Goal | Every line below that holds the string "Published" should be copied out.

Data lines |
* Begin *

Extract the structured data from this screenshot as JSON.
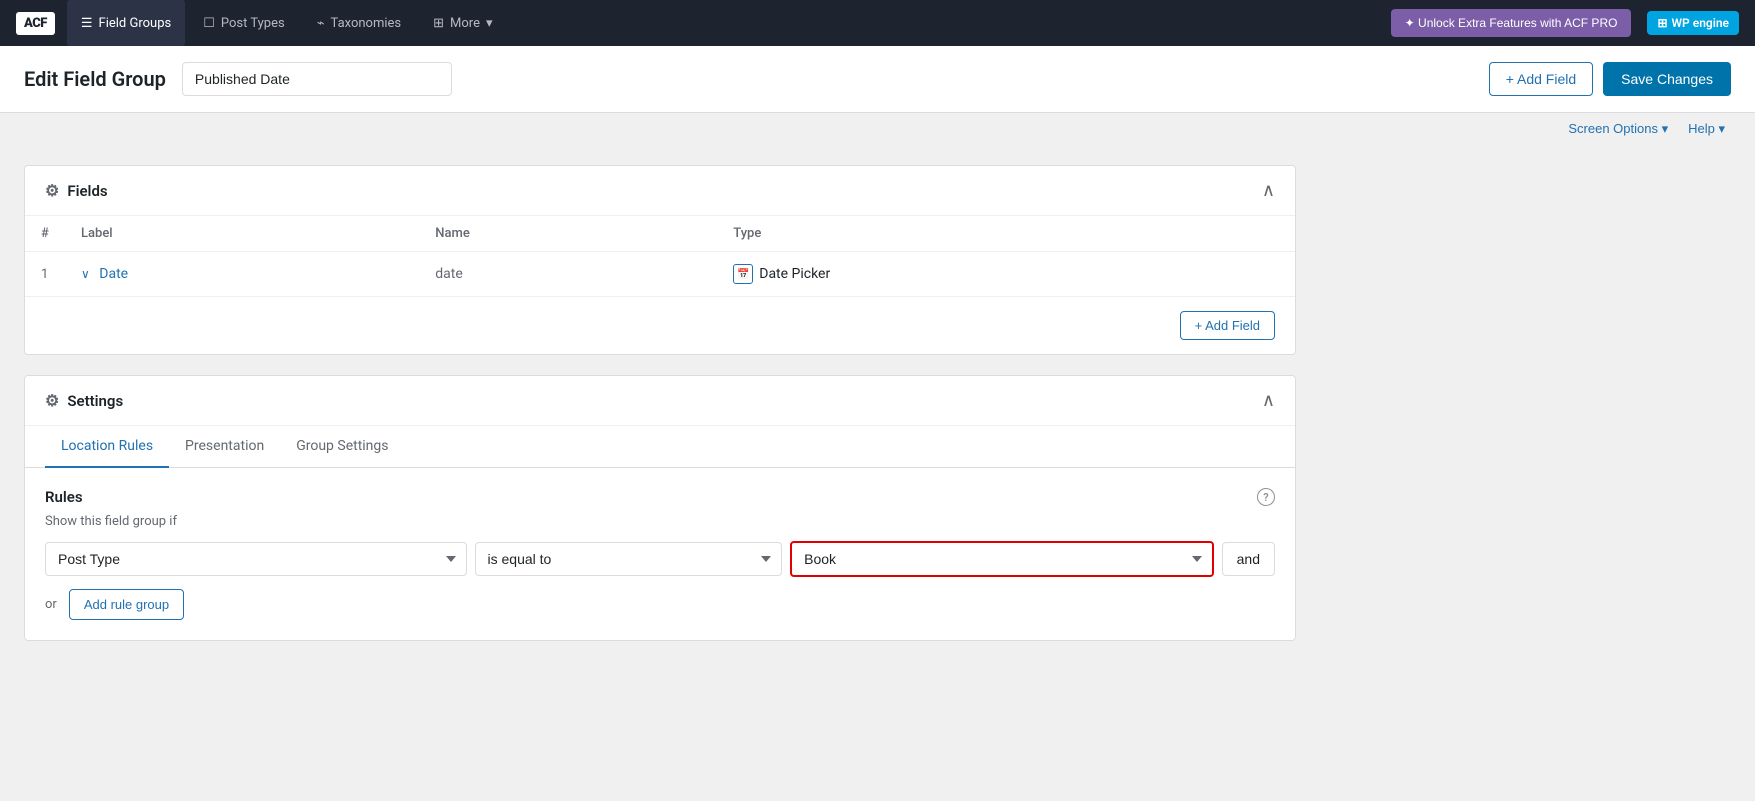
{
  "nav": {
    "logo": "ACF",
    "items": [
      {
        "label": "Field Groups",
        "active": true,
        "icon": "list-icon"
      },
      {
        "label": "Post Types",
        "active": false,
        "icon": "document-icon"
      },
      {
        "label": "Taxonomies",
        "active": false,
        "icon": "tag-icon"
      },
      {
        "label": "More",
        "active": false,
        "icon": "grid-icon",
        "has_dropdown": true
      }
    ],
    "unlock_btn": "✦ Unlock Extra Features with ACF PRO",
    "wpengine_label": "WP engine"
  },
  "page": {
    "title": "Edit Field Group",
    "field_group_name": "Published Date",
    "field_group_name_placeholder": "Published Date"
  },
  "header_actions": {
    "add_field_label": "+ Add Field",
    "save_changes_label": "Save Changes"
  },
  "screen_options": {
    "screen_options_label": "Screen Options ▾",
    "help_label": "Help ▾"
  },
  "fields_card": {
    "title": "Fields",
    "columns": {
      "hash": "#",
      "label": "Label",
      "name": "Name",
      "type": "Type"
    },
    "rows": [
      {
        "number": "1",
        "label": "Date",
        "name": "date",
        "type": "Date Picker"
      }
    ],
    "add_field_label": "+ Add Field"
  },
  "settings_card": {
    "title": "Settings",
    "tabs": [
      {
        "label": "Location Rules",
        "active": true
      },
      {
        "label": "Presentation",
        "active": false
      },
      {
        "label": "Group Settings",
        "active": false
      }
    ],
    "rules_label": "Rules",
    "show_if_label": "Show this field group if",
    "rule": {
      "condition_label": "Post Type",
      "operator_label": "is equal to",
      "value_label": "Book"
    },
    "and_label": "and",
    "or_label": "or",
    "add_rule_group_label": "Add rule group"
  }
}
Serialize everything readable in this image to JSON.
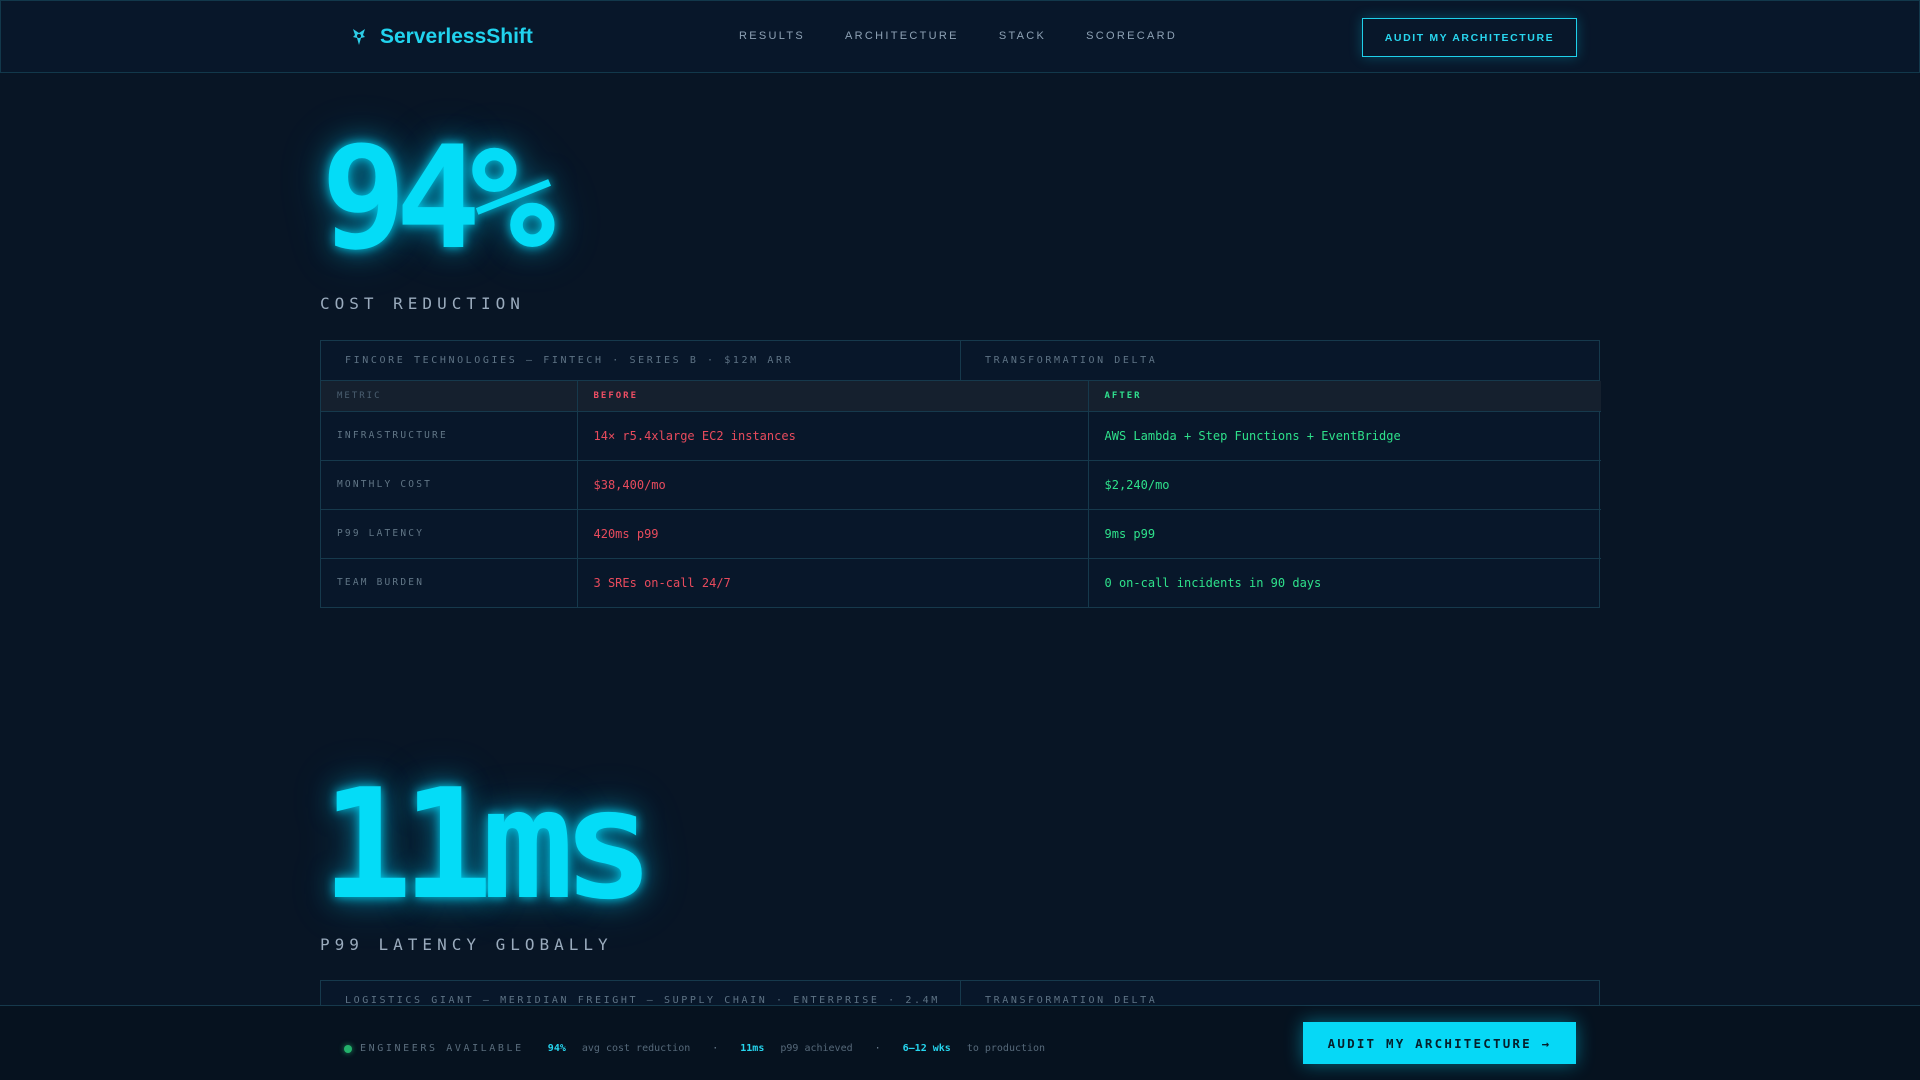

* End *

Written reply |
    "field_group_name": "Published Date",
    "field_group_name_placeholder": "Published Date"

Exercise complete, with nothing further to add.